**O que fazer**.
Diga, por favor, se cada afirmação abaixo está de acordo com o trecho sobre Trump, respondendo sim ou não e citando literalmente as palavras do trecho que decidem a resposta.
1. Vance se recusou a dizer que Trump perdeu a eleição de 2020.
2. Liz Cheney apoiou Trump para presidente.
3. A política externa "América Primeiro" atrai muitos americanos.

[Texto selecionado]

Os eleitores de Trump respondem ao seu populismo e à sua evisceração das elites e muitos acreditam sinceramente que ele é uma resposta a uma marcha para a esquerda do Partido Democrata. A política externa “América Primeiro” de Trump é atraente para muitos numa nação cansada de guerras externas e as suas mensagens sobre a migração indocumentada e a economia podem chocar os liberais, mas convencem milhões de americanos.
A punição de Trump ao que o “sistema” vê como verdade não é um bug – é a chave de ouro para o seu apelo.
Mas o ex-presidente também compreende que a sua criação de uma realidade alternativa pode funcionar como um multiplicador do seu poder e, com a ajuda da máquina midiática conservadora, pode criar artigos de fé que aprofundem a sua ligação com os seus apoiadores.
Um exemplo é a narrativa que ele conta sobre ter sido expulso ilegalmente do poder após a última eleição. Os políticos republicanos devem aceitar esta nova ortodoxia para salvar as suas carreiras. No debate sobre a vice-presidência da semana passada, por exemplo, Vance recusou-se a dizer que o seu chefe perdeu em 2020.
Os republicanos que discordam desta falsa realidade são condenados ao ostracismo – como o ex-vice-presidente Mike Pence, que repudiou as falsas alegações de Trump de que tinha autoridade constitucional para reverter o resultado das eleições de 2020, e a ex-deputada do Wyoming Liz Cheney, que apoiou Harris para presidente e fez campanha com ela na semana passada.

[/Texto selecionado]
[Dados fornecidos]

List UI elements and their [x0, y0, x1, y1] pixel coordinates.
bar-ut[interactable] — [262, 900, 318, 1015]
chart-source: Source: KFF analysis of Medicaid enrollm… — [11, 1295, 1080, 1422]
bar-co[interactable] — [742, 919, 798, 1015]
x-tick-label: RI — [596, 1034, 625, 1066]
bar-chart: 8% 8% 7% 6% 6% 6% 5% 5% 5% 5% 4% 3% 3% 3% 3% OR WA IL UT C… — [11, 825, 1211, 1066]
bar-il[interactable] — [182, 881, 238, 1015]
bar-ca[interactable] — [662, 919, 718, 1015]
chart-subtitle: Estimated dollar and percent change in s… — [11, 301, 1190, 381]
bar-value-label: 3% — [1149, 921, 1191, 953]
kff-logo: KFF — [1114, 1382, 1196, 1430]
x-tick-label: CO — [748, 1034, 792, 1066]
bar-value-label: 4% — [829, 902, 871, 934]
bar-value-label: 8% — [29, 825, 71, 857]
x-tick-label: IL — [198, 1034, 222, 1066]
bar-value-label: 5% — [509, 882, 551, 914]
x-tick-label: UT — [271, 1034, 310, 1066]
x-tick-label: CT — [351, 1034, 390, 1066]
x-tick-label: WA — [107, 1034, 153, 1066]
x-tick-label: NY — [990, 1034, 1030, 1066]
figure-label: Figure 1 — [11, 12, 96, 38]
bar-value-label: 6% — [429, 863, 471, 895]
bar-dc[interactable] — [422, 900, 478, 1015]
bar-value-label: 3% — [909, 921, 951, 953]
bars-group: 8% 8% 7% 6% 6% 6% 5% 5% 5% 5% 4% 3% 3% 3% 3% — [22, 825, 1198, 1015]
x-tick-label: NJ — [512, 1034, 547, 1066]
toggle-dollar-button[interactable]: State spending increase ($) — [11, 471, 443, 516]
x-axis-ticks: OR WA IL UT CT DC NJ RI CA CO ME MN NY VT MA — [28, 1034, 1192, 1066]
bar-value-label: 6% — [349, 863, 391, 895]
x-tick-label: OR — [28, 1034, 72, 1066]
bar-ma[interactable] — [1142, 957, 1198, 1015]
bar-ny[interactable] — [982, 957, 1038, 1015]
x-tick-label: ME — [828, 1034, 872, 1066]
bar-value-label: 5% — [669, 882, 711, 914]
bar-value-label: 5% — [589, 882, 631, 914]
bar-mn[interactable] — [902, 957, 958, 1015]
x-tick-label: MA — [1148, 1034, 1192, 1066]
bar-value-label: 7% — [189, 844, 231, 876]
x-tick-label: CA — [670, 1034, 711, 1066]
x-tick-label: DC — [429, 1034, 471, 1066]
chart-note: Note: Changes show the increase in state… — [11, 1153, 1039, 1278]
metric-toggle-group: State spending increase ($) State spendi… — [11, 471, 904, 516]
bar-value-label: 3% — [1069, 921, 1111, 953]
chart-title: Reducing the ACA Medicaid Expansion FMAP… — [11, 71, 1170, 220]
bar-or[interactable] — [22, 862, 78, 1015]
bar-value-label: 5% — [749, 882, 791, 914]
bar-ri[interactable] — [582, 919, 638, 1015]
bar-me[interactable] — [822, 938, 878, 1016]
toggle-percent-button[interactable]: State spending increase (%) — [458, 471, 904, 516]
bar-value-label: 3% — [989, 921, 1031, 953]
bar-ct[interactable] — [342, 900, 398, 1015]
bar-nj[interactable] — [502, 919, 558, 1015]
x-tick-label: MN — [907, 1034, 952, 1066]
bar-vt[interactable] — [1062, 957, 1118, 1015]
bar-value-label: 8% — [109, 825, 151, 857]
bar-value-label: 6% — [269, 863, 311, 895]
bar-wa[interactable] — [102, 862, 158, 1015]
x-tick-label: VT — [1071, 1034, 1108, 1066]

[/Dados fornecidos]

**Sua resposta**.
1. Sim: "Vance recusou-se a dizer que o seu chefe perdeu em 2020."
2. Não: "que apoiou Harris para presidente e fez campanha com ela na semana passada."
3. Sim: "A política externa “América Primeiro” de Trump é atraente para muitos numa nação cansada de guerras externas"